EXERCISE GOAL: Below are the records. Count the lines containing the string "orientation", and reply with the number alone.
::: INFORMATION GIVEN
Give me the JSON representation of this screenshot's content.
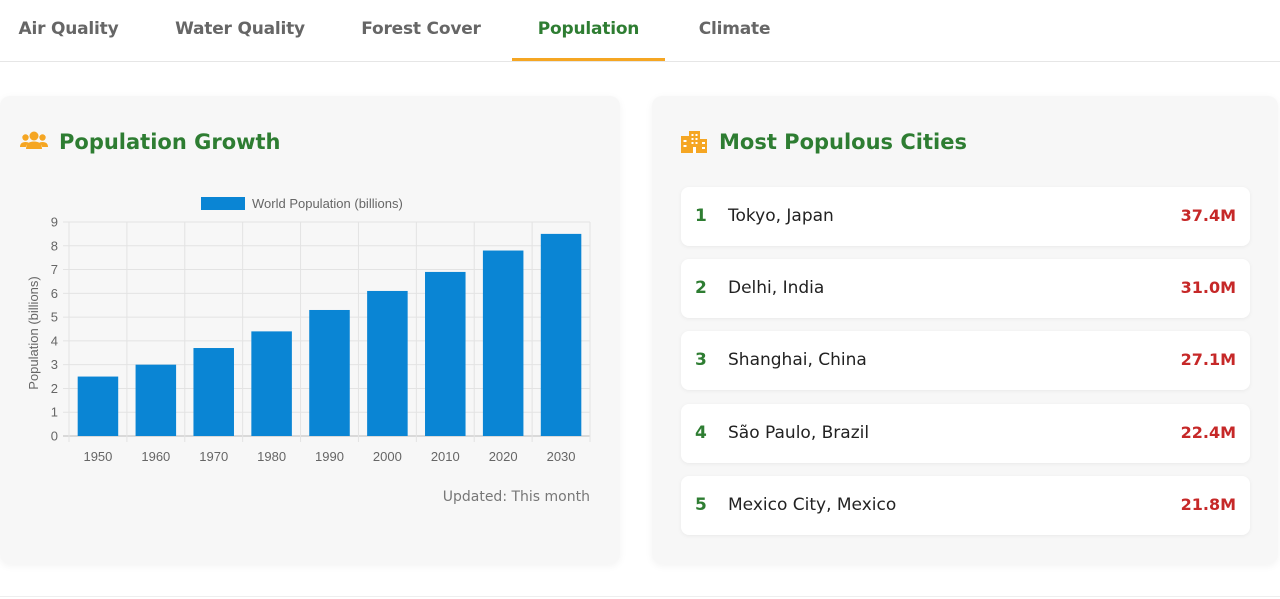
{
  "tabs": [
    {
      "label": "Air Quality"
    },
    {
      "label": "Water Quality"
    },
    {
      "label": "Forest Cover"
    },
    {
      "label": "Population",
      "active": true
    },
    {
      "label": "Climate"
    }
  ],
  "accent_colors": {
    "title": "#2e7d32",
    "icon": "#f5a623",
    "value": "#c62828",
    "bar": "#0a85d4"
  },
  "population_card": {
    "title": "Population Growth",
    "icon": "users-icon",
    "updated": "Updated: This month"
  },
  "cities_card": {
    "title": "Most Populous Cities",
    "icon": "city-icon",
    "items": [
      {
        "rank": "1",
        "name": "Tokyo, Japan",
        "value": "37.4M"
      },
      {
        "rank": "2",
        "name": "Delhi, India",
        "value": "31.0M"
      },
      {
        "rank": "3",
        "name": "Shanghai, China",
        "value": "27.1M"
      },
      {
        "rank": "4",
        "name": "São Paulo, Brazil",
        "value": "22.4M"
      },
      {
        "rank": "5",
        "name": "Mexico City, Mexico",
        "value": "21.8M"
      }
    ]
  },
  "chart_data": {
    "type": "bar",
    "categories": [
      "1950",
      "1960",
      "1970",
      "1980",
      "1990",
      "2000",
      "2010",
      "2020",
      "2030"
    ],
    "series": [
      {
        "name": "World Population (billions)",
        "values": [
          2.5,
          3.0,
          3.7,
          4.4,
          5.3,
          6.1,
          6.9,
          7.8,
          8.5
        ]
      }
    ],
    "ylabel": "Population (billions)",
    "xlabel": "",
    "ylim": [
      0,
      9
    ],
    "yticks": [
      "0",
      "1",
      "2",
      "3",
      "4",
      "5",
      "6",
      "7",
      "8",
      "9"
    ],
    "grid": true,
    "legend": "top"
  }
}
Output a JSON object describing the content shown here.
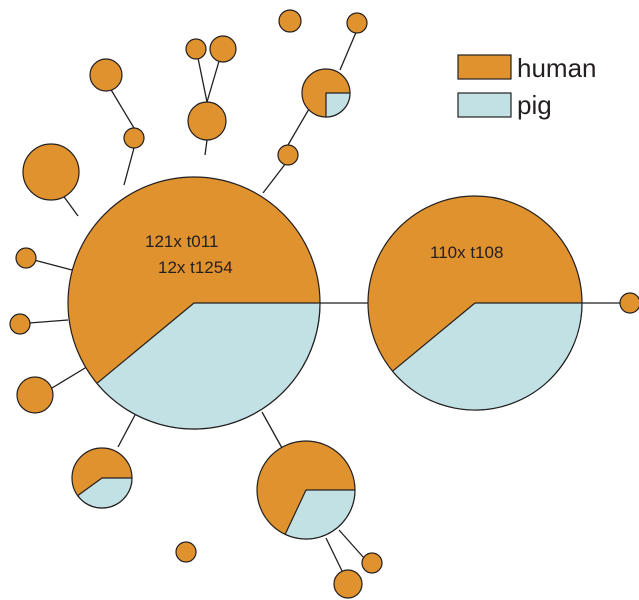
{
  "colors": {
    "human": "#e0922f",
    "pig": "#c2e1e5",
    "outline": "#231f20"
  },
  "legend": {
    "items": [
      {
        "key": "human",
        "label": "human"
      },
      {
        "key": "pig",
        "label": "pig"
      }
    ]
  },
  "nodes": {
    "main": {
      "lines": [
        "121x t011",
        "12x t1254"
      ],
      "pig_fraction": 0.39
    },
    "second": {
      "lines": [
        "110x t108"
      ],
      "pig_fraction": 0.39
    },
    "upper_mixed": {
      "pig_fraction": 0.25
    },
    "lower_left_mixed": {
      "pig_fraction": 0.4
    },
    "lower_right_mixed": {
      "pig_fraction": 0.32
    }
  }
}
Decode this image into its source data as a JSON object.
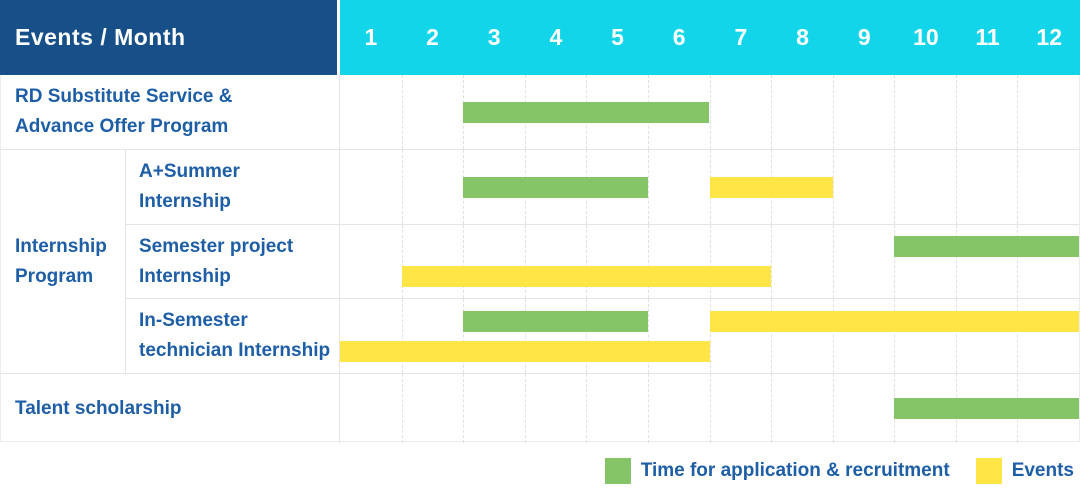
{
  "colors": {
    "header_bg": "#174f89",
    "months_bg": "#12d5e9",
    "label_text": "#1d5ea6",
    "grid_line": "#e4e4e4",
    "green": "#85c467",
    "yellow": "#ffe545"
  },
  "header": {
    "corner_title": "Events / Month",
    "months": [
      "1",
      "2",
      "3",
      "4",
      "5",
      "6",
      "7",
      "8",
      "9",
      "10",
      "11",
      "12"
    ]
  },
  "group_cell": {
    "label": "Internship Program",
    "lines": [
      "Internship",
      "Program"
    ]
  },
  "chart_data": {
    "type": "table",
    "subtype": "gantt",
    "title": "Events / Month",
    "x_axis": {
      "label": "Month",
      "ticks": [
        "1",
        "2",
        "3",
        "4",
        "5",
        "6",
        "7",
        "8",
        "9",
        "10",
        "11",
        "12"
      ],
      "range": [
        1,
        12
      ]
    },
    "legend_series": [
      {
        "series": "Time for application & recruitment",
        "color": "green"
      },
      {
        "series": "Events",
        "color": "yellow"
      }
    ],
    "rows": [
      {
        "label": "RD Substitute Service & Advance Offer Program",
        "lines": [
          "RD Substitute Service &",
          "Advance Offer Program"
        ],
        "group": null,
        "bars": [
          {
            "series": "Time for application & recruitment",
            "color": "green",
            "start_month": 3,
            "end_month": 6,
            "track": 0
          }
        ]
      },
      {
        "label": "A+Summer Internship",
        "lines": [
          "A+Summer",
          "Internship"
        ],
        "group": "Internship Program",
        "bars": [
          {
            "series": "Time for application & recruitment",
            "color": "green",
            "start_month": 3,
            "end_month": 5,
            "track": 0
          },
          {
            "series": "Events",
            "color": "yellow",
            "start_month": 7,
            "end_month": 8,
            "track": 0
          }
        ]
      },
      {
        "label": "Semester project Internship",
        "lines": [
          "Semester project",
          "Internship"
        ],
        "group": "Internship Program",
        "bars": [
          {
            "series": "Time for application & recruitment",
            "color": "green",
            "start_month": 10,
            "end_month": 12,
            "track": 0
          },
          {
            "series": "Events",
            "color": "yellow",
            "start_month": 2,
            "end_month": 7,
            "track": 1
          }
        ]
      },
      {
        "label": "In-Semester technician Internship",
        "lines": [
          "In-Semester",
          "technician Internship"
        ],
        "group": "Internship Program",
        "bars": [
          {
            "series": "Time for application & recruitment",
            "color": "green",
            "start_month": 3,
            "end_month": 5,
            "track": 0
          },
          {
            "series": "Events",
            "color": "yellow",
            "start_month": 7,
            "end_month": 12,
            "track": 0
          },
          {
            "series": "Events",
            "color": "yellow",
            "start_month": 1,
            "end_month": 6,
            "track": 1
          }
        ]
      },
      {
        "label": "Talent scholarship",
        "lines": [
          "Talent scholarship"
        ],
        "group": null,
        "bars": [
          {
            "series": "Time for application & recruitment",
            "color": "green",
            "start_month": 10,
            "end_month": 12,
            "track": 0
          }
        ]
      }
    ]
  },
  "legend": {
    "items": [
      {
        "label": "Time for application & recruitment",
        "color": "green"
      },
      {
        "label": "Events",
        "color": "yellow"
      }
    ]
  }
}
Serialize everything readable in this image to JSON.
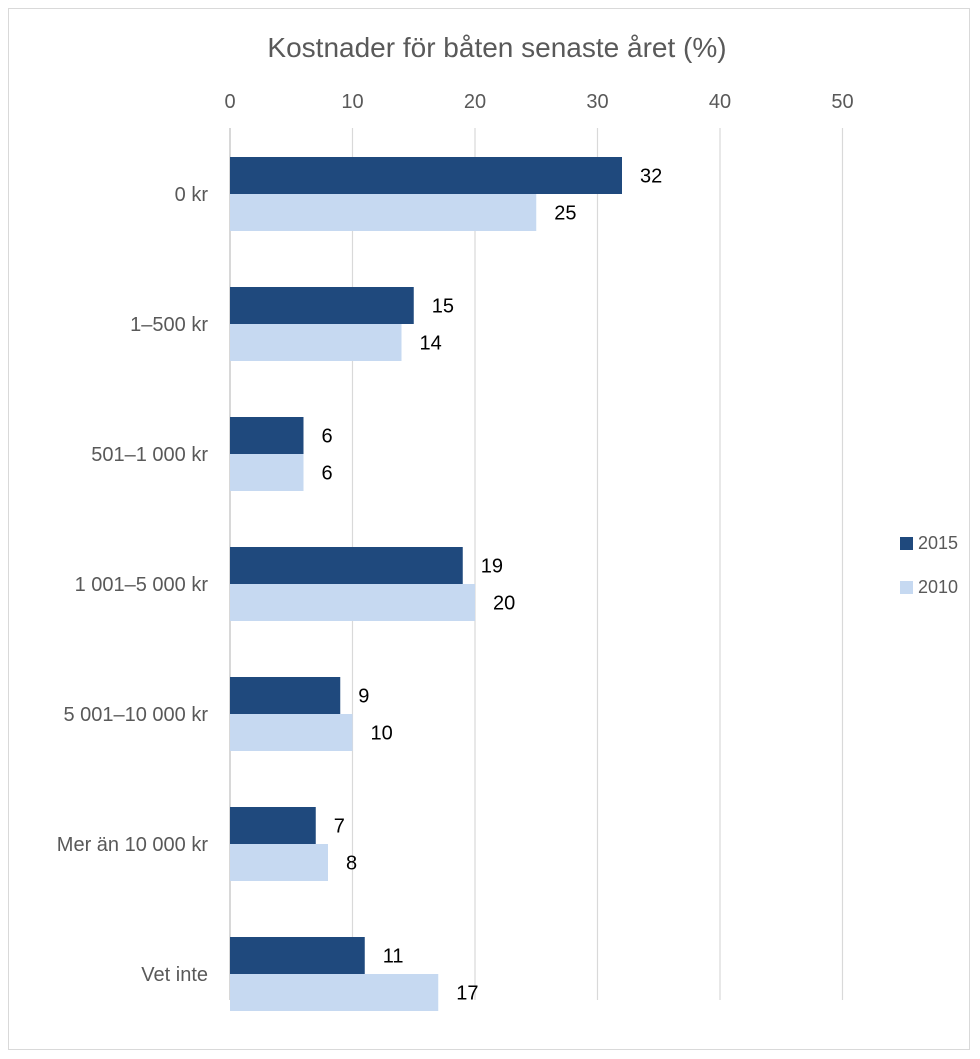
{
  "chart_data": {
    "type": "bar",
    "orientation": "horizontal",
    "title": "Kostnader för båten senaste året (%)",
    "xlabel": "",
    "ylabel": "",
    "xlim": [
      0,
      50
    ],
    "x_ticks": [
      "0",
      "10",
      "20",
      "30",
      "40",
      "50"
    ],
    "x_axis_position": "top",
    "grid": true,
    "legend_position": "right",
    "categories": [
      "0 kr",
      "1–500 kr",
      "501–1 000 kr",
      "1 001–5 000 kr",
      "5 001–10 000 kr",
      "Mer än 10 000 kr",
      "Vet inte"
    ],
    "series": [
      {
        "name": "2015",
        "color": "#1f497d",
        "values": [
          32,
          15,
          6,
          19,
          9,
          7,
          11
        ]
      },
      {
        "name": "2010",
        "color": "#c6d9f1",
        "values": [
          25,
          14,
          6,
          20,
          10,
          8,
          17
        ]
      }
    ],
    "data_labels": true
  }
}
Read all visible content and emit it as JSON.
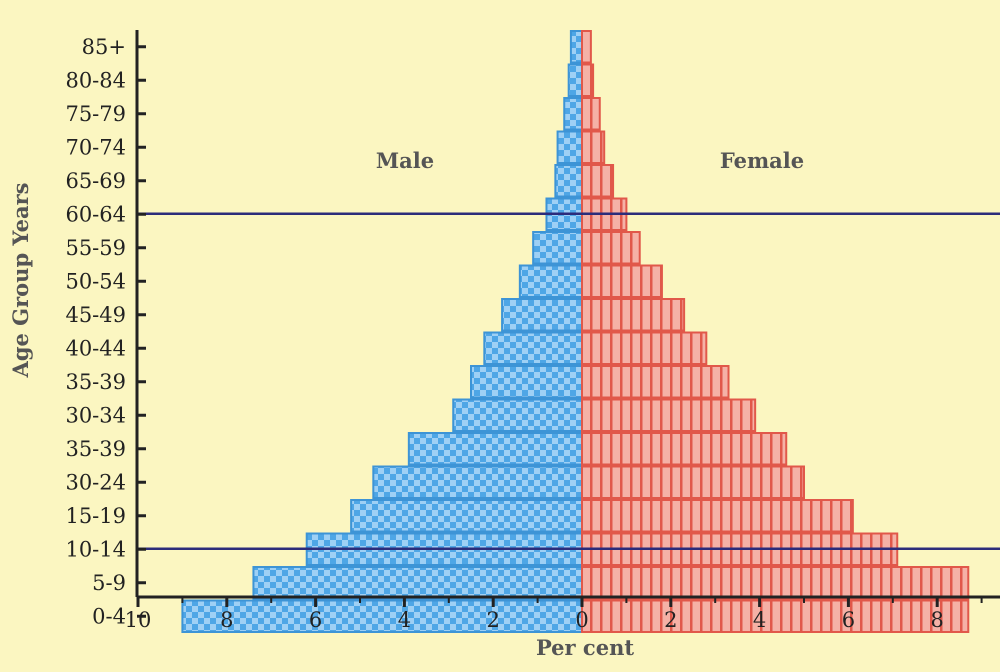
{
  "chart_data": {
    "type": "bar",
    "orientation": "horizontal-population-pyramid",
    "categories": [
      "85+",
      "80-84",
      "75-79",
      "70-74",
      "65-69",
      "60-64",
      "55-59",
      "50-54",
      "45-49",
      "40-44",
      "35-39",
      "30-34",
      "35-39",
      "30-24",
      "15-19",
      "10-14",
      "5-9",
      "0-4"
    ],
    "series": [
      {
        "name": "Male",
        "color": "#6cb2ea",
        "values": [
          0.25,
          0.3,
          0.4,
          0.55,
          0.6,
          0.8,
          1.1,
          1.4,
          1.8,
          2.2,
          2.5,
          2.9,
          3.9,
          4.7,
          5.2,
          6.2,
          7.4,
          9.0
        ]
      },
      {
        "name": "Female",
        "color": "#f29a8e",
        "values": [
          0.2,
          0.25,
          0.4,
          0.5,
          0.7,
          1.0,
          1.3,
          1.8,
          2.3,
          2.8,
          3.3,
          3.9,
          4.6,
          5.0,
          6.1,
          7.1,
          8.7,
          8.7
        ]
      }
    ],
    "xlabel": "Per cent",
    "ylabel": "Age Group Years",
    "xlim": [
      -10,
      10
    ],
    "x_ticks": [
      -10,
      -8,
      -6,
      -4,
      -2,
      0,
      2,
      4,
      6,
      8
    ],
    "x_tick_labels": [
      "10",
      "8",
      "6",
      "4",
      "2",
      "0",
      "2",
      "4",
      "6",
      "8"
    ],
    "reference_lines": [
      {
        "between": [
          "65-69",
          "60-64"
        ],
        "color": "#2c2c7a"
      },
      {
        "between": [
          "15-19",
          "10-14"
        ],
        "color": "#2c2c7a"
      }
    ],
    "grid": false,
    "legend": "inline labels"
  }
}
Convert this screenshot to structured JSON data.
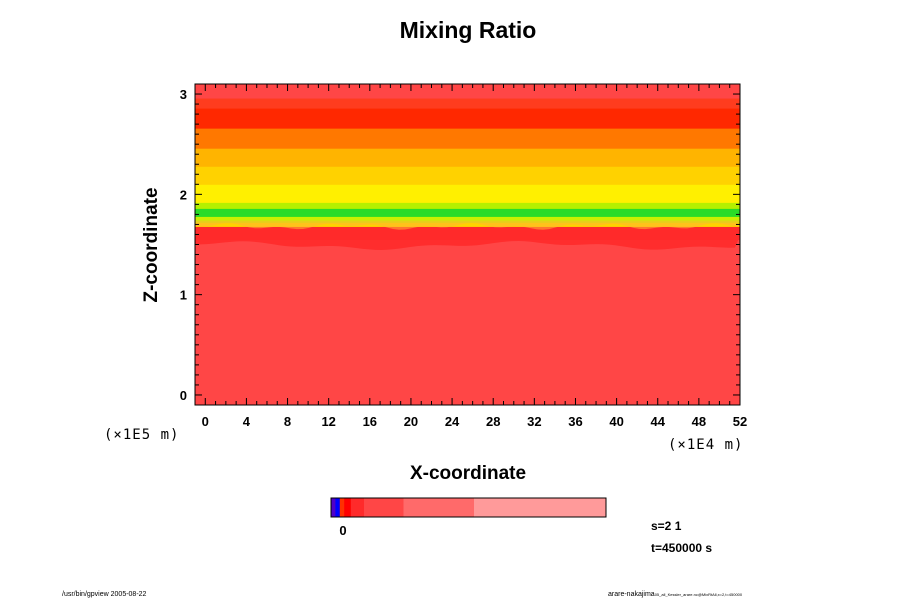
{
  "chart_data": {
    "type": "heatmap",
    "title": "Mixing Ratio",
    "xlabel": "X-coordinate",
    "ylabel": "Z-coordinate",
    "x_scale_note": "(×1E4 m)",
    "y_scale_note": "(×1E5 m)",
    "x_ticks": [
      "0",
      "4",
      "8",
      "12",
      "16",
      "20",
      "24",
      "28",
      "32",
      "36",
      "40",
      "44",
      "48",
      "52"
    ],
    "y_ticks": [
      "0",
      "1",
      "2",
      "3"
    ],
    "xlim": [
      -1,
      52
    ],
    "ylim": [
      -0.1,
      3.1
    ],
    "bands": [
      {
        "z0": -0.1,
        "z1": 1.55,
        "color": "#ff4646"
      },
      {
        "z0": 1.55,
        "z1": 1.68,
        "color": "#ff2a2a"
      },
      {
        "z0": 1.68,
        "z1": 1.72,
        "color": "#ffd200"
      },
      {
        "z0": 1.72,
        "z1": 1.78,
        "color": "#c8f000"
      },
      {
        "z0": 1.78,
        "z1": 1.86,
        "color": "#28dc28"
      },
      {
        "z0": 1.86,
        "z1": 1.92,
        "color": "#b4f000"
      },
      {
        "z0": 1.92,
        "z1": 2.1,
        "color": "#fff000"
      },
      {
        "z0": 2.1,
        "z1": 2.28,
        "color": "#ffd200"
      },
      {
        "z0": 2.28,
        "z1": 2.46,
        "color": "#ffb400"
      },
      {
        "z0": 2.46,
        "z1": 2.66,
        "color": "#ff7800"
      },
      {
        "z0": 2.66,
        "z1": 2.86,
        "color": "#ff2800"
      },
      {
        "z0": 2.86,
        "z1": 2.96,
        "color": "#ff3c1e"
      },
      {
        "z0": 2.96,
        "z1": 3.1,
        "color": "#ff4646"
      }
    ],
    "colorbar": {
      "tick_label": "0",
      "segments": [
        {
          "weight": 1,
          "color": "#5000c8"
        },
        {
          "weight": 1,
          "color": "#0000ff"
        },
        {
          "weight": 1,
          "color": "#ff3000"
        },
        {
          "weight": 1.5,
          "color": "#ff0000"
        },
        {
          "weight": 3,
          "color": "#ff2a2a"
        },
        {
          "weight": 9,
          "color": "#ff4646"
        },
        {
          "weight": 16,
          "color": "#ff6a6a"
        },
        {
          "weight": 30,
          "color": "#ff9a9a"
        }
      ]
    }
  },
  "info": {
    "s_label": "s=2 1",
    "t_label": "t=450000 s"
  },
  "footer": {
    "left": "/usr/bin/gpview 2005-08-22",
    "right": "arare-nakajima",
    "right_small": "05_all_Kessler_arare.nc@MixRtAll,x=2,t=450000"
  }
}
::::::
ANSWER TO THE TASK: 2